* [THE REQUEST] Copy all of the material exactly. Pictures are not to appear in the copy.

* [Dataset entries]
•••••
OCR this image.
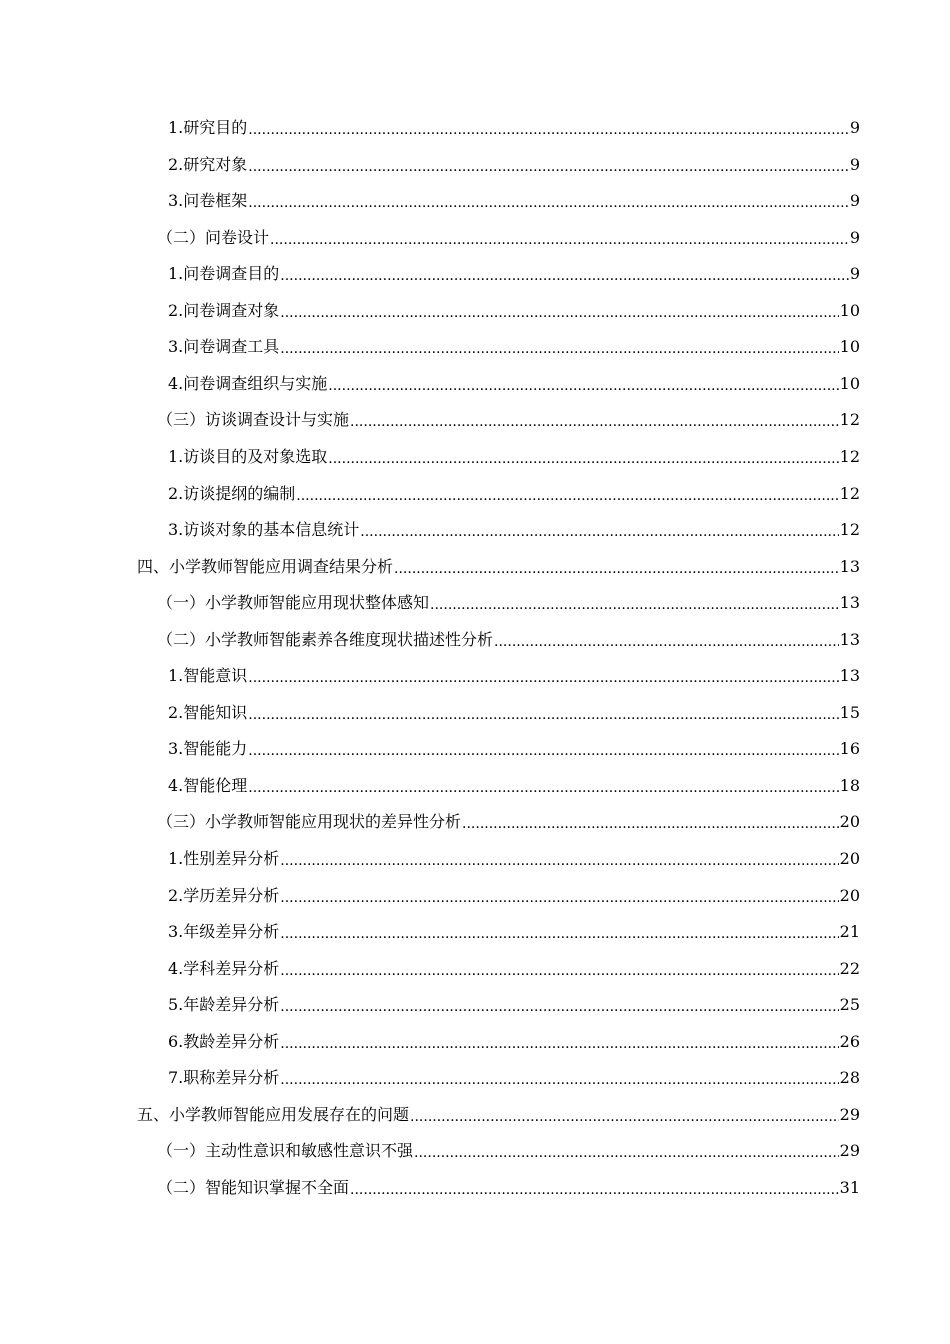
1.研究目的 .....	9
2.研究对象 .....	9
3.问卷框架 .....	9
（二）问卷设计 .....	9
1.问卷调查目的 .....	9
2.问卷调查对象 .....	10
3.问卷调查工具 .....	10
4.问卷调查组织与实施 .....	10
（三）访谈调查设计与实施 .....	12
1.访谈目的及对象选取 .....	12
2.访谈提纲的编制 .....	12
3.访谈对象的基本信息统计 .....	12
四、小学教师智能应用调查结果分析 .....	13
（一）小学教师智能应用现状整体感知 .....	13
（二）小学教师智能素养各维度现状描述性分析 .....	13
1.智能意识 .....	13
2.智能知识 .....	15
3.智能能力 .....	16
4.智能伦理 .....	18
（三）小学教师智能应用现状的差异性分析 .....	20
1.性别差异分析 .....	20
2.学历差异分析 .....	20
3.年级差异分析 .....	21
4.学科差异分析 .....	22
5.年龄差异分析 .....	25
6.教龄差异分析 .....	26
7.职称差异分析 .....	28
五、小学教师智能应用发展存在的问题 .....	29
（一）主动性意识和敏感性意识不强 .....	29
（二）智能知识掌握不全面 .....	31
•••••
* [EXERCISE RESPONSE]
OCR this image.
1.研究目的 .....	9
2.研究对象 .....	9
3.问卷框架 .....	9
（二）问卷设计 .....	9
1.问卷调查目的 .....	9
2.问卷调查对象 .....	10
3.问卷调查工具 .....	10
4.问卷调查组织与实施 .....	10
（三）访谈调查设计与实施 .....	12
1.访谈目的及对象选取 .....	12
2.访谈提纲的编制 .....	12
3.访谈对象的基本信息统计 .....	12
四、小学教师智能应用调查结果分析 .....	13
（一）小学教师智能应用现状整体感知 .....	13
（二）小学教师智能素养各维度现状描述性分析 .....	13
1.智能意识 .....	13
2.智能知识 .....	15
3.智能能力 .....	16
4.智能伦理 .....	18
（三）小学教师智能应用现状的差异性分析 .....	20
1.性别差异分析 .....	20
2.学历差异分析 .....	20
3.年级差异分析 .....	21
4.学科差异分析 .....	22
5.年龄差异分析 .....	25
6.教龄差异分析 .....	26
7.职称差异分析 .....	28
五、小学教师智能应用发展存在的问题 .....	29
（一）主动性意识和敏感性意识不强 .....	29
（二）智能知识掌握不全面 .....	31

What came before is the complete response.